### [REQUIREMENT]
In the listing below, identify each line with the word "overload" and return those lines.
# DATA FOR THIS EXERCISE start
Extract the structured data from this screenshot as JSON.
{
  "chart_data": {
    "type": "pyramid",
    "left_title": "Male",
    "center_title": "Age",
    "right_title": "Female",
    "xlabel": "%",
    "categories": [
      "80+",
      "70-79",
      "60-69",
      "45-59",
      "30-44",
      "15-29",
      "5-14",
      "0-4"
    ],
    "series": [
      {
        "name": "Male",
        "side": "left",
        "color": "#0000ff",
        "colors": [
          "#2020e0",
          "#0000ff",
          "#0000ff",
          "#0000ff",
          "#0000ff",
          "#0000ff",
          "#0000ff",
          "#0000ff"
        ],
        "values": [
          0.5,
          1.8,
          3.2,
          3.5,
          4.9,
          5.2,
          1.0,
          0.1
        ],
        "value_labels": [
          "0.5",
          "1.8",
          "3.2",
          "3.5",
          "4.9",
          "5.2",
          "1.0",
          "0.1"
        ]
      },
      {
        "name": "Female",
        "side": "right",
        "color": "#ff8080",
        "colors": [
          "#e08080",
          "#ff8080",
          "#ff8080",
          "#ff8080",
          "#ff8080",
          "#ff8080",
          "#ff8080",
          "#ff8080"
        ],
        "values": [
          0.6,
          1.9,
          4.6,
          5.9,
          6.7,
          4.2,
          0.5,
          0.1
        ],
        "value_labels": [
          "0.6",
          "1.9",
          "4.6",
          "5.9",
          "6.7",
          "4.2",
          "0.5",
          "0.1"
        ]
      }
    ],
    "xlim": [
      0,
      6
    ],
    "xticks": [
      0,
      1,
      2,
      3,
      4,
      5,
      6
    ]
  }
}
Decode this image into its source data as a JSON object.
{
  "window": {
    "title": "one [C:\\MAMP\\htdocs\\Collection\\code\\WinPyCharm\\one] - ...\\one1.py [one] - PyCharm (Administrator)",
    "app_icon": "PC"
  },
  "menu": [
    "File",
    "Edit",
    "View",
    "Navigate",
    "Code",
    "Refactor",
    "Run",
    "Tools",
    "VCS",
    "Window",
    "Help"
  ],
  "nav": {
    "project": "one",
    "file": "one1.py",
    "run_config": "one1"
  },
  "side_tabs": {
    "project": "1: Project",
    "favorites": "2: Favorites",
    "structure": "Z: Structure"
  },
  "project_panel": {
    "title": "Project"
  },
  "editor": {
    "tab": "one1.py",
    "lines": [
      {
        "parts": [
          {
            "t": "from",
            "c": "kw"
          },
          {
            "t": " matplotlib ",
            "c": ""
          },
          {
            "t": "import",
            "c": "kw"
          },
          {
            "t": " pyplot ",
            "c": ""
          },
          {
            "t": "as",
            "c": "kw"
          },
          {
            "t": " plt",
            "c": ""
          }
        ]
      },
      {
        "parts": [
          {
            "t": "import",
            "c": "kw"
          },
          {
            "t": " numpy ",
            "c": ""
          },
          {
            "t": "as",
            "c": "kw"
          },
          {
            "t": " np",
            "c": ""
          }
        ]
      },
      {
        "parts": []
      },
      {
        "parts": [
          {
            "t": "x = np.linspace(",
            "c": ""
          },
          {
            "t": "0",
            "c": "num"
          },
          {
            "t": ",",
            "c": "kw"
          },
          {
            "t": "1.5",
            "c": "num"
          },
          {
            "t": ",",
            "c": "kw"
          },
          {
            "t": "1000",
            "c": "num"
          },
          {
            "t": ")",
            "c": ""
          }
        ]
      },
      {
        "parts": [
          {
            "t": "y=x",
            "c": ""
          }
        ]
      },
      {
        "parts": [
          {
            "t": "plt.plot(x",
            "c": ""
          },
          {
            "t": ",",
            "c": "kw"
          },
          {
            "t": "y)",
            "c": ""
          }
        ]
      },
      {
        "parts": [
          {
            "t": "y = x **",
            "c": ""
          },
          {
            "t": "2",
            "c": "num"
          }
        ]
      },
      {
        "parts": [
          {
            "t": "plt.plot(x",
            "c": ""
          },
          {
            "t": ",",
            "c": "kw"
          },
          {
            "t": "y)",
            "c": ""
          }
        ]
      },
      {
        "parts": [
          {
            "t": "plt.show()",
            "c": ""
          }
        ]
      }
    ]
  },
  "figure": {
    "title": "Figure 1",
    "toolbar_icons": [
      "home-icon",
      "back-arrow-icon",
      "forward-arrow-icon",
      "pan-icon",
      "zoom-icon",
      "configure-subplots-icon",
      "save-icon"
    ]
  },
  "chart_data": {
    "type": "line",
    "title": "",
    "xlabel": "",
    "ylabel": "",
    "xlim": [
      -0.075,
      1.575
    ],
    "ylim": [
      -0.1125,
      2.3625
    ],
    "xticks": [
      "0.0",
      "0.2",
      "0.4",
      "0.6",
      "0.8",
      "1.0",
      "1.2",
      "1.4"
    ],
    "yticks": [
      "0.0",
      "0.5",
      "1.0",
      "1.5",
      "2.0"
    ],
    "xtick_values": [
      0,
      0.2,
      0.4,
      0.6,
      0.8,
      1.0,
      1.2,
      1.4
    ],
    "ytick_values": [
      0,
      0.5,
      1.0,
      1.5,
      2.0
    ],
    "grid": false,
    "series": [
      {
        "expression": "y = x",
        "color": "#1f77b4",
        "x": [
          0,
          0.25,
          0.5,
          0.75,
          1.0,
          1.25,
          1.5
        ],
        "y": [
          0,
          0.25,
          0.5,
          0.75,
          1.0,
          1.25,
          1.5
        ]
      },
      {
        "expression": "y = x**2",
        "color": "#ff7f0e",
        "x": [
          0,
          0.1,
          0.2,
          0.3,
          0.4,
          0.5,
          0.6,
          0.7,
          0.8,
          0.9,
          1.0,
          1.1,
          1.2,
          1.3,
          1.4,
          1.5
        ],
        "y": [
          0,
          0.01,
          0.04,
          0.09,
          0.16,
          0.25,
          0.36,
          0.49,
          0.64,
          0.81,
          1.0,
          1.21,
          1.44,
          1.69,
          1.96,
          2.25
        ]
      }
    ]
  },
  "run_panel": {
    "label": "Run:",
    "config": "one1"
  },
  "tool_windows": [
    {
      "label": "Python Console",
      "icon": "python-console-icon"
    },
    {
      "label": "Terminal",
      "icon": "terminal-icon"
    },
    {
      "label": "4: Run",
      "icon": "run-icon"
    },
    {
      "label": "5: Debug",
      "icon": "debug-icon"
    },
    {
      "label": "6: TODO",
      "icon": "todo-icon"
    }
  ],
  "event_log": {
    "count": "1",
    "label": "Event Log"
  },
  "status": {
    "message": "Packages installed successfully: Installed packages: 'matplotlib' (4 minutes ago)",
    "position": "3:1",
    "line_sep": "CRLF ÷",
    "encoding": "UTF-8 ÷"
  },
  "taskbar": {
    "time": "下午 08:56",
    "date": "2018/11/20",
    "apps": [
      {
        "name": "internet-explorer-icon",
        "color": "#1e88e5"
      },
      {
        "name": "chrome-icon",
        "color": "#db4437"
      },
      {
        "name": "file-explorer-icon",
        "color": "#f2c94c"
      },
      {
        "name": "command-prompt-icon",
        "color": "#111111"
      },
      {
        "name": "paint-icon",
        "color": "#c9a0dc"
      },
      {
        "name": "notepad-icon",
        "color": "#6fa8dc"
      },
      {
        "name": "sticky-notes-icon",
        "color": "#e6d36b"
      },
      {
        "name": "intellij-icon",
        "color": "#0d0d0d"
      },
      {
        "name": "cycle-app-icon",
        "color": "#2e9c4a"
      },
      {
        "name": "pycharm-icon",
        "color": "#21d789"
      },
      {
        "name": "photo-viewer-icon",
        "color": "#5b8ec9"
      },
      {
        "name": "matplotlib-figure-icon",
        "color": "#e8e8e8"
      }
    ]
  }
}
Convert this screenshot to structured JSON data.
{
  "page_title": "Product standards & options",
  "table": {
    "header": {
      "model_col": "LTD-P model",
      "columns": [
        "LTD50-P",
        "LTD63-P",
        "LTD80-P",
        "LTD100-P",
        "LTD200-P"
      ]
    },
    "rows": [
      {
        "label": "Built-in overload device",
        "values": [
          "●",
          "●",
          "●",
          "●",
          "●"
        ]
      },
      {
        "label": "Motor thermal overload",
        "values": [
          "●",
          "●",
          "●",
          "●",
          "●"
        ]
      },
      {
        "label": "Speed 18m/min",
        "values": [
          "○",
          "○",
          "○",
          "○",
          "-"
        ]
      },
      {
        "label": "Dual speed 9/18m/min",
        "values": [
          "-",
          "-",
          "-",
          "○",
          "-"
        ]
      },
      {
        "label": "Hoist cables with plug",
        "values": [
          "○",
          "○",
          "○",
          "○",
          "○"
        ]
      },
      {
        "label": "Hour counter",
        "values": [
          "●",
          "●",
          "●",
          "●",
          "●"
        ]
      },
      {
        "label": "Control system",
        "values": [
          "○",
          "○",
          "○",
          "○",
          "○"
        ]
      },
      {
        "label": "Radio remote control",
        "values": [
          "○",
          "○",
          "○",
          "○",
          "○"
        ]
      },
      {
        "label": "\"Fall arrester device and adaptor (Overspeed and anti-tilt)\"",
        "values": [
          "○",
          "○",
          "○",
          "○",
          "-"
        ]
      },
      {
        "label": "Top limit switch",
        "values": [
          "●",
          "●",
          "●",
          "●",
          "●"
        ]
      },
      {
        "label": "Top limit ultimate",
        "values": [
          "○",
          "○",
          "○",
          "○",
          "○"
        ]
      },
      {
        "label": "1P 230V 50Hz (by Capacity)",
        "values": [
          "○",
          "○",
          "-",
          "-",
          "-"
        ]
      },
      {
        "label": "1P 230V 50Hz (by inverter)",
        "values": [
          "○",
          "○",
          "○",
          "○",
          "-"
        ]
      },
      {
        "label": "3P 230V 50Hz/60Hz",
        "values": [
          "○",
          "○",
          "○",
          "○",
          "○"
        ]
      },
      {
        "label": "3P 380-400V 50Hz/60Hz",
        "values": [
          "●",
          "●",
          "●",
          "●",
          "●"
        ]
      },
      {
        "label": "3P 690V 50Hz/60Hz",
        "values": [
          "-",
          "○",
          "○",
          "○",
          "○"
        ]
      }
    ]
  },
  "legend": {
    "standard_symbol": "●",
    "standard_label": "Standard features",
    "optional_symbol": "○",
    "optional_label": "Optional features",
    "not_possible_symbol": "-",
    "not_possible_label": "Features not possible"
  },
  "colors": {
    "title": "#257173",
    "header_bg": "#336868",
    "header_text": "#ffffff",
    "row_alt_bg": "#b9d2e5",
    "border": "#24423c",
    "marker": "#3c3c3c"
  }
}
# DATA FOR THIS EXERCISE end
### [FINISHED EXERCISE]
        "label": "Built-in overload device",
        "label": "Motor thermal overload",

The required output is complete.